Part of a data file
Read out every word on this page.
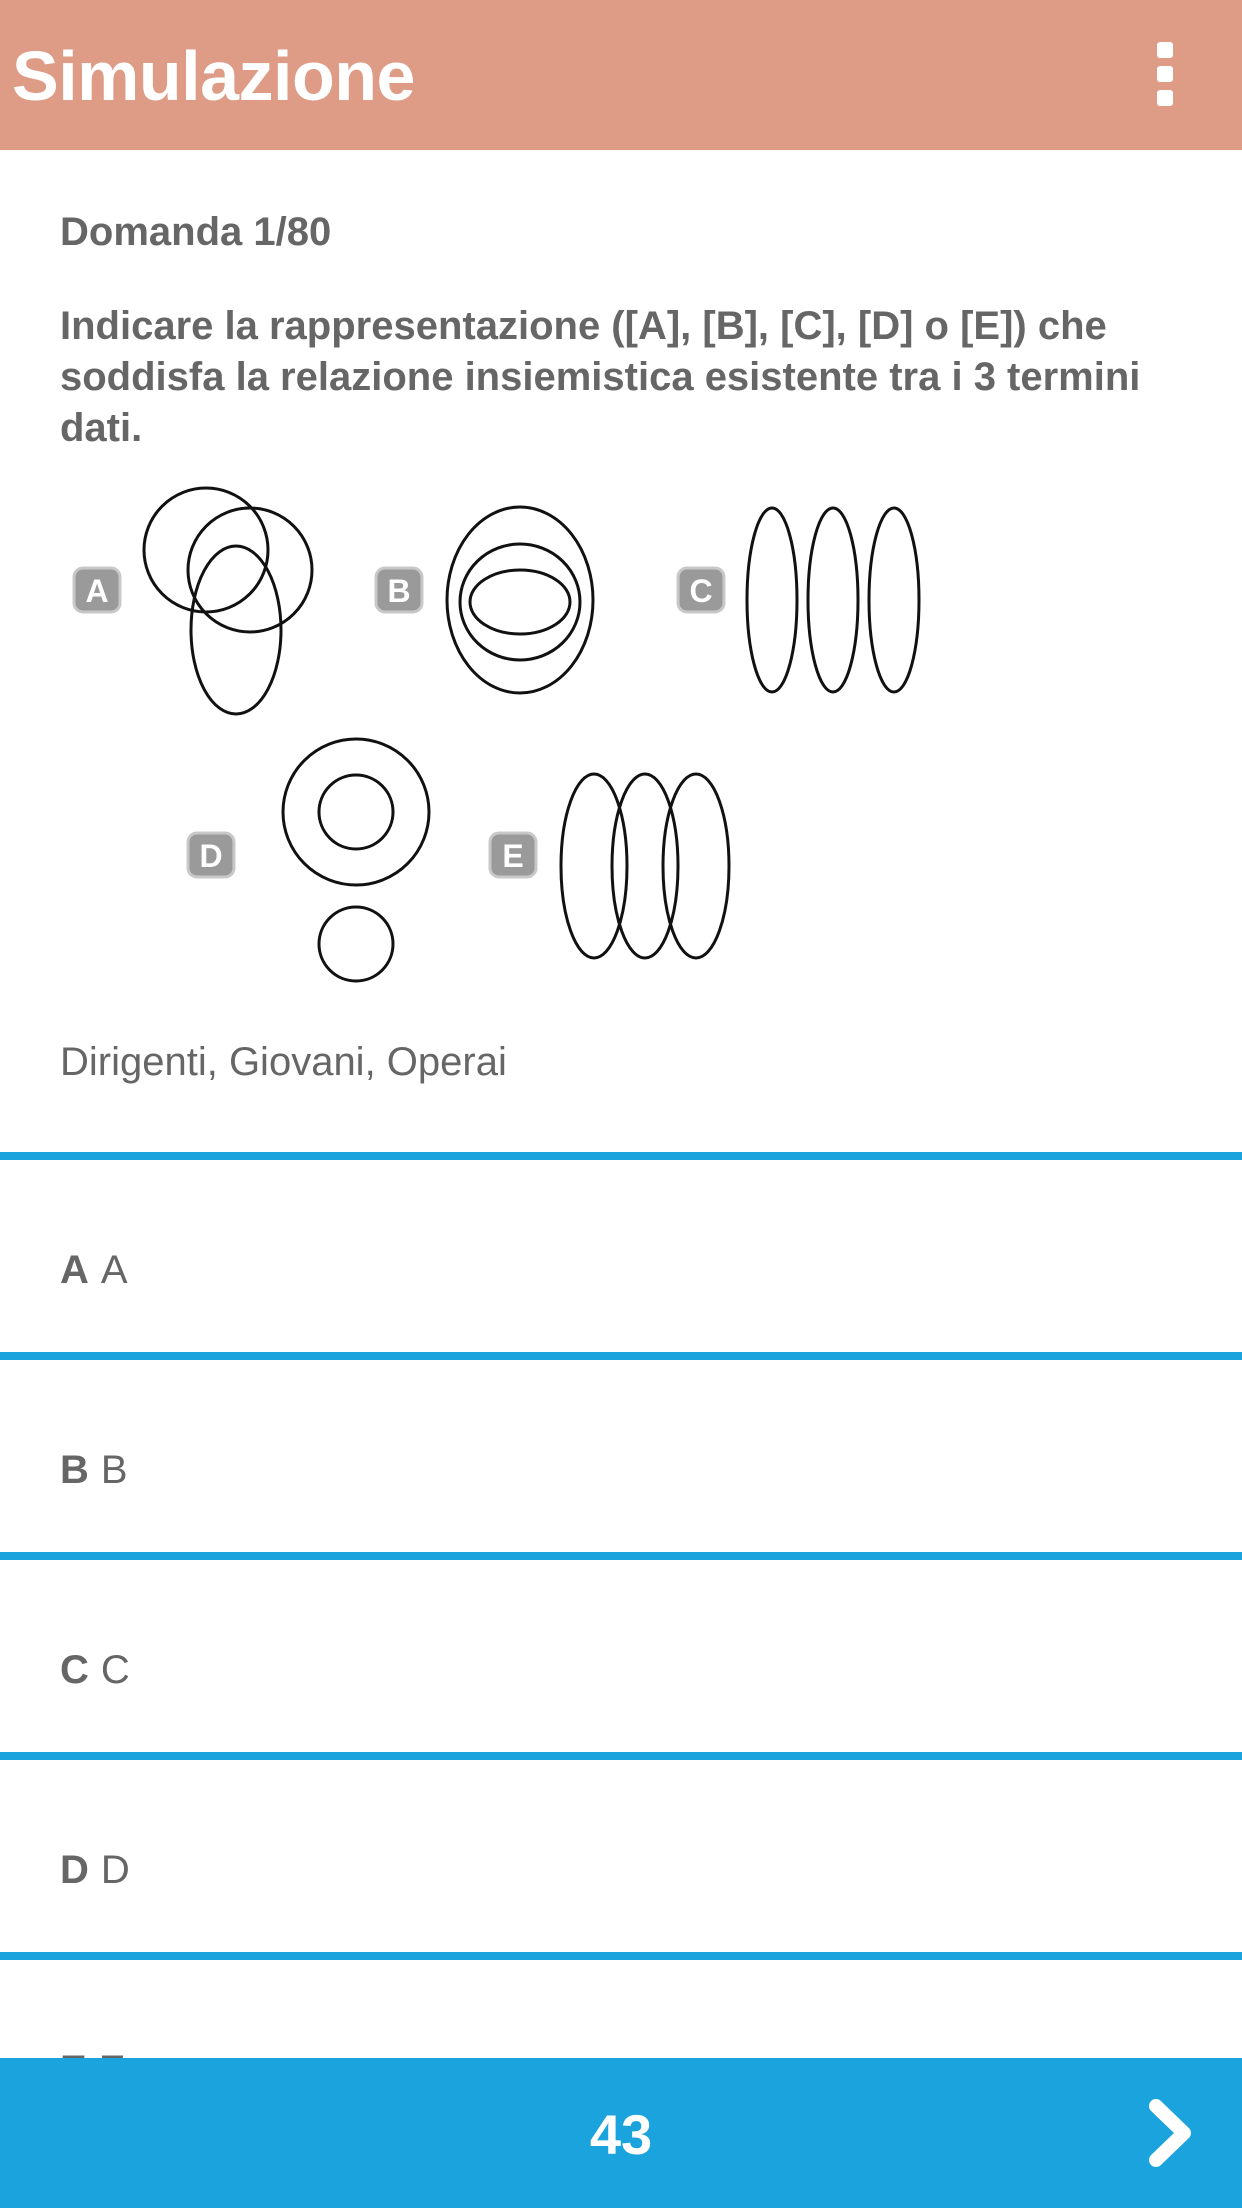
Simulazione
Domanda 1/80
Indicare la rappresentazione ([A], [B], [C], [D] o [E]) che soddisfa la relazione insiemistica esistente tra i 3 termini dati.
A	B	C
D	E
Dirigenti, Giovani, Operai
A A
B B
C C
D D
43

■ WORK TO DO: Quote the preceding records in their entirety, excluding every picture.

■ THE REPLY:
Read out every word on this page.
Simulazione
Domanda 1/80
Indicare la rappresentazione ([A], [B], [C], [D] o [E]) che soddisfa la relazione insiemistica esistente tra i 3 termini dati.
A	B	C
D	E
Dirigenti, Giovani, Operai
A A
B B
C C
D D
43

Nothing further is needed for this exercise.